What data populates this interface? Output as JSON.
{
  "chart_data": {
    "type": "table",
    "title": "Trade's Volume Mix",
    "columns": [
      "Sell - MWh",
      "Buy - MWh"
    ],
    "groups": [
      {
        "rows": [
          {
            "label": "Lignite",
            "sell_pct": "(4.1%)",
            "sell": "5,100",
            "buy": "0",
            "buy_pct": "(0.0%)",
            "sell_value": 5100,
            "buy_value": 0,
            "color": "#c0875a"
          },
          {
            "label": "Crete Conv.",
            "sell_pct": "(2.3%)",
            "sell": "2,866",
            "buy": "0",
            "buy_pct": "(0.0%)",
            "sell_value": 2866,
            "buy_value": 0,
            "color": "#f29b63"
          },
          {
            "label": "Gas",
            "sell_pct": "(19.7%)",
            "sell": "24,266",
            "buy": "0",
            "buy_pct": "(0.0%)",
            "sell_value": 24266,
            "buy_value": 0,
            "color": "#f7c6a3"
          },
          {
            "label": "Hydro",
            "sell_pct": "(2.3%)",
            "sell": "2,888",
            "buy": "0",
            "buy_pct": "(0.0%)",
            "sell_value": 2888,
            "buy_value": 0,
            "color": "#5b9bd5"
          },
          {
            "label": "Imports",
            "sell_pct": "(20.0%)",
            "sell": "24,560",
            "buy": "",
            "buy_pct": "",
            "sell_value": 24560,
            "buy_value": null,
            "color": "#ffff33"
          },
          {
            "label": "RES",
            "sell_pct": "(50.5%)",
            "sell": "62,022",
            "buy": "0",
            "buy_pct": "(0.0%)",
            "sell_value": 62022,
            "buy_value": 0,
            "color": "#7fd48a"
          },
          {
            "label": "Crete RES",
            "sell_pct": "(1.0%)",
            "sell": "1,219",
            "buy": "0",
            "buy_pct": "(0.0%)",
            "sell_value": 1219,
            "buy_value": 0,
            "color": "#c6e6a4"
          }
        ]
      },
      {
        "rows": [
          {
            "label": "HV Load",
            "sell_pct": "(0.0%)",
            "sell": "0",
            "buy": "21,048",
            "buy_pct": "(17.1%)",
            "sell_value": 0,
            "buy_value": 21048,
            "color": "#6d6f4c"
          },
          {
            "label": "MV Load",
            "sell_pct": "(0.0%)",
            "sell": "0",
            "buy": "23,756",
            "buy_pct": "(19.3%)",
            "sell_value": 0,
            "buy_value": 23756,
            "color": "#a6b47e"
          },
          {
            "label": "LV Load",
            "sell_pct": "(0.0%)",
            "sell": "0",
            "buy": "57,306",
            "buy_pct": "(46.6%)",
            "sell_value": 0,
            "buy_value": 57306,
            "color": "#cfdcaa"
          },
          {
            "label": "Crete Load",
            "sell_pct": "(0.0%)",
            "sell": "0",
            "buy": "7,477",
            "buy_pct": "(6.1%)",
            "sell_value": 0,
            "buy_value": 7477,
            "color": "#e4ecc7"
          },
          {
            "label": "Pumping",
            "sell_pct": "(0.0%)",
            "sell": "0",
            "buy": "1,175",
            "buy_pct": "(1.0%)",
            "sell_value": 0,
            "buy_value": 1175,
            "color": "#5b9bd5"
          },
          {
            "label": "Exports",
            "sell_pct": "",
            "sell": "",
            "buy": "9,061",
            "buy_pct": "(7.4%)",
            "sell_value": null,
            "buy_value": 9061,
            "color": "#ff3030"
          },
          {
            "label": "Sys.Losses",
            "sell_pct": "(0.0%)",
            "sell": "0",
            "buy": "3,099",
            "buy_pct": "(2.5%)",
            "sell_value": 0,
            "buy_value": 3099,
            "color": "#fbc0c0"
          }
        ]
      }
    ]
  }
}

• **JOB**
Only lines with "Crete" are wanted here; list each of them.

• **TASK RESPONSE**
            "label": "Crete Conv.",
            "label": "Crete RES",
            "label": "Crete Load",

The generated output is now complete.